§ **GOAL**
Extract each line containing the string "legend".

-------- PROVIDED MATERIAL --------

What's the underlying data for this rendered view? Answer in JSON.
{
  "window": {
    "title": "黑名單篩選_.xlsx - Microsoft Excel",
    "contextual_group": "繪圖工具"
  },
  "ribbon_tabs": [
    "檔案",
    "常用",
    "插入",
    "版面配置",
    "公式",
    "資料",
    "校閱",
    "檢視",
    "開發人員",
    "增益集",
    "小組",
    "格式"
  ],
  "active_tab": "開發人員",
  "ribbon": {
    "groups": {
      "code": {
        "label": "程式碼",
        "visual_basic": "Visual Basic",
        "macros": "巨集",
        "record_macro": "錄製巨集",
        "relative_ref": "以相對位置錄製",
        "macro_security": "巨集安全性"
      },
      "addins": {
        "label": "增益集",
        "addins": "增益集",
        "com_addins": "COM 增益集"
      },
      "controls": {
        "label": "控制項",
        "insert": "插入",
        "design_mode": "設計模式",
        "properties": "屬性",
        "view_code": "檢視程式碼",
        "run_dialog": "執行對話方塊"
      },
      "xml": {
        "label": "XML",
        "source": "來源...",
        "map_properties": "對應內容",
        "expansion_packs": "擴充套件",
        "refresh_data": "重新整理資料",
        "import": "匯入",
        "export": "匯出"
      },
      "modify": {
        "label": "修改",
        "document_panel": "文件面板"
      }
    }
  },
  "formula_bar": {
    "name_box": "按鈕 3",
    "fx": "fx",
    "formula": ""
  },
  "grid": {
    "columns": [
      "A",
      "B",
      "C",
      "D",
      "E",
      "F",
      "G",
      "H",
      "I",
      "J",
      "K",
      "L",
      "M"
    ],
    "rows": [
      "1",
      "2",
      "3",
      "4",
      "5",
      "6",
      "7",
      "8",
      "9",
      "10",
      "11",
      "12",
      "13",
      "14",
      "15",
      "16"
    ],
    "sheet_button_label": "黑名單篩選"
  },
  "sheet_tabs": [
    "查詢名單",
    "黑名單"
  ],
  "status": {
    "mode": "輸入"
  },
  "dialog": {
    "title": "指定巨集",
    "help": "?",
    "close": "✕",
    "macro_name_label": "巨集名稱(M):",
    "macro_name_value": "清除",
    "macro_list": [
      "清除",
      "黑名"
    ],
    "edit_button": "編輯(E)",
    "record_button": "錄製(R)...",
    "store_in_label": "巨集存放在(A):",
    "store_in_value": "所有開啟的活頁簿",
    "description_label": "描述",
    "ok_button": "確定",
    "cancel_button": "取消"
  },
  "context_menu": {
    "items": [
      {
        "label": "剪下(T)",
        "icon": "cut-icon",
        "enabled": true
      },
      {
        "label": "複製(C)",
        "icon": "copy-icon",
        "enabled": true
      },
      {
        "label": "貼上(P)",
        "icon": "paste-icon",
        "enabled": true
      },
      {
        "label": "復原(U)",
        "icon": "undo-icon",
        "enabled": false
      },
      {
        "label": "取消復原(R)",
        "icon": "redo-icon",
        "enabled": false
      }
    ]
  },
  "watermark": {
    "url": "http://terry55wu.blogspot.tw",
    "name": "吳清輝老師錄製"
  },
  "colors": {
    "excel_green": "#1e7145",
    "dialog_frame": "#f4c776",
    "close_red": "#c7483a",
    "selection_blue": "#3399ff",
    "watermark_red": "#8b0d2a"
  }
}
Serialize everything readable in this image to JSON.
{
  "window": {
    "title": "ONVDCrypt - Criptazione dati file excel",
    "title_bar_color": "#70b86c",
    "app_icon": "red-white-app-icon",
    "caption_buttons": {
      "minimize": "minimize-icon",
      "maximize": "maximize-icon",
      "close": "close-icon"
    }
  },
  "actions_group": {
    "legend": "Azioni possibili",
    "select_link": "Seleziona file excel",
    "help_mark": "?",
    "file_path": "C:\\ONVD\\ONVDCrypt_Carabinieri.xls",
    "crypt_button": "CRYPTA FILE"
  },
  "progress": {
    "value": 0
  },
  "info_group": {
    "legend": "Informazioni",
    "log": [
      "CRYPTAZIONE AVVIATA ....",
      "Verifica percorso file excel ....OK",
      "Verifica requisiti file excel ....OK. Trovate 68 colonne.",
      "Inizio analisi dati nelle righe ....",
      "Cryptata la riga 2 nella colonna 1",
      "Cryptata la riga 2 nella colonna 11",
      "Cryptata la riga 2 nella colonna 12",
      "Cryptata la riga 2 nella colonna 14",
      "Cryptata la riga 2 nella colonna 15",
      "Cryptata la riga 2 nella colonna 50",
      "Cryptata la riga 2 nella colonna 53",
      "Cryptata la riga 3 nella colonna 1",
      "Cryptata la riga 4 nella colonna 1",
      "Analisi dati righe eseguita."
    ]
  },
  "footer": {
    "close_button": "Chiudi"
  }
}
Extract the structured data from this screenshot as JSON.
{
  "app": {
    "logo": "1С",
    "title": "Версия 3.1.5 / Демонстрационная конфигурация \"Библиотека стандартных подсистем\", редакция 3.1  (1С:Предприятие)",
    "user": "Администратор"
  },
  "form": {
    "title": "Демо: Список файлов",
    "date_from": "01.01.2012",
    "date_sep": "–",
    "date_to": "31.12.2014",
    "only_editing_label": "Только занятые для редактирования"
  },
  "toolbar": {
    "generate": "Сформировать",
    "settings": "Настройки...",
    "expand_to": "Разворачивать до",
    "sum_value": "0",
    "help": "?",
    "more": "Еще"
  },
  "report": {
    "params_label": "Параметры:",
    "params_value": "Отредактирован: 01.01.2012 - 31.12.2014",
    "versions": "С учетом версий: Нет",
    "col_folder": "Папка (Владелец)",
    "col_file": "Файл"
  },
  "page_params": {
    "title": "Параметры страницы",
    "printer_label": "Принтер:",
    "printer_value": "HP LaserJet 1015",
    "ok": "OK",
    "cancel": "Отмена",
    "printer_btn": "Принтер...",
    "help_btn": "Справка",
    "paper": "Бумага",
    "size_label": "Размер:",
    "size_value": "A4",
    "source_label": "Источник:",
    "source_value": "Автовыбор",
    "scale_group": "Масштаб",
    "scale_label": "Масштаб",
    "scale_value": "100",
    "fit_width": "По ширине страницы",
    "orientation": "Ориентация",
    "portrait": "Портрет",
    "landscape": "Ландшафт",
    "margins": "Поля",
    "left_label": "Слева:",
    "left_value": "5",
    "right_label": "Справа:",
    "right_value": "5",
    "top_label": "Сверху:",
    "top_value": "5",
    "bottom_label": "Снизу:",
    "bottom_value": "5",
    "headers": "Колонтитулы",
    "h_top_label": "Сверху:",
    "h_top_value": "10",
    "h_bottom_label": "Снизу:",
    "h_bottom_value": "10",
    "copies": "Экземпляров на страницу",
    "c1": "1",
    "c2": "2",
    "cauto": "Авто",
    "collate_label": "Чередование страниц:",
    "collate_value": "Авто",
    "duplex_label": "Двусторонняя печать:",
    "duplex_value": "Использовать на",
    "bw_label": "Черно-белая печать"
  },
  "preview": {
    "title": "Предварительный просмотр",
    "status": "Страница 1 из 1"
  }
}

--------

§ **WRITTEN RESPONSE**
    "legend": "Azioni possibili",
    "legend": "Informazioni",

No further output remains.